**Goal**
Exactly reproduce each line of the listing that follows.

Dataset items

>>>>>

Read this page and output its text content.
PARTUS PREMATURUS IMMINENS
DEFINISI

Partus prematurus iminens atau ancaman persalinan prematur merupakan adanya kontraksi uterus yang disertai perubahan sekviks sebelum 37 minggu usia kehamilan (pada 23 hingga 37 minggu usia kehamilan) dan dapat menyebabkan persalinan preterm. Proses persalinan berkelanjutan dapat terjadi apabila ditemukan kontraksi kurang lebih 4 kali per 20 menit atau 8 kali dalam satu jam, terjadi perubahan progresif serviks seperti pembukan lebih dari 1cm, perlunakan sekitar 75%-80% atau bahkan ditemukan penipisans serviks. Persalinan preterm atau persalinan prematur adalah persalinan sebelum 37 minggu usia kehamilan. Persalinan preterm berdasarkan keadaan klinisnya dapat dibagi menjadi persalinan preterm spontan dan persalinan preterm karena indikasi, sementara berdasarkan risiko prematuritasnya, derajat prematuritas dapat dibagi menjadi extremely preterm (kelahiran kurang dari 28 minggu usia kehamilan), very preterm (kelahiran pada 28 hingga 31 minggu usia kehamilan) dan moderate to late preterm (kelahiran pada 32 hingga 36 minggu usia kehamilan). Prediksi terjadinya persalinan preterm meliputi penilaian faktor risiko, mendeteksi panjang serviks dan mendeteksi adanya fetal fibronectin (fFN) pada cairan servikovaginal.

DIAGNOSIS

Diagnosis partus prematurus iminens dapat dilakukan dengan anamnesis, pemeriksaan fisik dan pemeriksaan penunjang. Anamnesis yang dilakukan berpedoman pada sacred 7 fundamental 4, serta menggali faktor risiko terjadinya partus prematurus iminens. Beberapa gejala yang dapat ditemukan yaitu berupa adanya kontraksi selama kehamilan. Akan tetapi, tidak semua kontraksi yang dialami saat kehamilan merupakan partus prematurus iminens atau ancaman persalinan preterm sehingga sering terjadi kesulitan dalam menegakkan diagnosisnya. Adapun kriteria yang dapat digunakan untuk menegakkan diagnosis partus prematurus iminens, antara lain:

<<<<<

**Result below**
Read this page and output its text content.
PARTUS PREMATURUS IMMINENS
DEFINISI

Partus prematurus iminens atau ancaman persalinan prematur merupakan adanya kontraksi uterus yang disertai perubahan sekviks sebelum 37 minggu usia kehamilan (pada 23 hingga 37 minggu usia kehamilan) dan dapat menyebabkan persalinan preterm. Proses persalinan berkelanjutan dapat terjadi apabila ditemukan kontraksi kurang lebih 4 kali per 20 menit atau 8 kali dalam satu jam, terjadi perubahan progresif serviks seperti pembukan lebih dari 1cm, perlunakan sekitar 75%-80% atau bahkan ditemukan penipisans serviks. Persalinan preterm atau persalinan prematur adalah persalinan sebelum 37 minggu usia kehamilan. Persalinan preterm berdasarkan keadaan klinisnya dapat dibagi menjadi persalinan preterm spontan dan persalinan preterm karena indikasi, sementara berdasarkan risiko prematuritasnya, derajat prematuritas dapat dibagi menjadi extremely preterm (kelahiran kurang dari 28 minggu usia kehamilan), very preterm (kelahiran pada 28 hingga 31 minggu usia kehamilan) dan moderate to late preterm (kelahiran pada 32 hingga 36 minggu usia kehamilan). Prediksi terjadinya persalinan preterm meliputi penilaian faktor risiko, mendeteksi panjang serviks dan mendeteksi adanya fetal fibronectin (fFN) pada cairan servikovaginal.

DIAGNOSIS

Diagnosis partus prematurus iminens dapat dilakukan dengan anamnesis, pemeriksaan fisik dan pemeriksaan penunjang. Anamnesis yang dilakukan berpedoman pada sacred 7 fundamental 4, serta menggali faktor risiko terjadinya partus prematurus iminens. Beberapa gejala yang dapat ditemukan yaitu berupa adanya kontraksi selama kehamilan. Akan tetapi, tidak semua kontraksi yang dialami saat kehamilan merupakan partus prematurus iminens atau ancaman persalinan preterm sehingga sering terjadi kesulitan dalam menegakkan diagnosisnya. Adapun kriteria yang dapat digunakan untuk menegakkan diagnosis partus prematurus iminens, antara lain:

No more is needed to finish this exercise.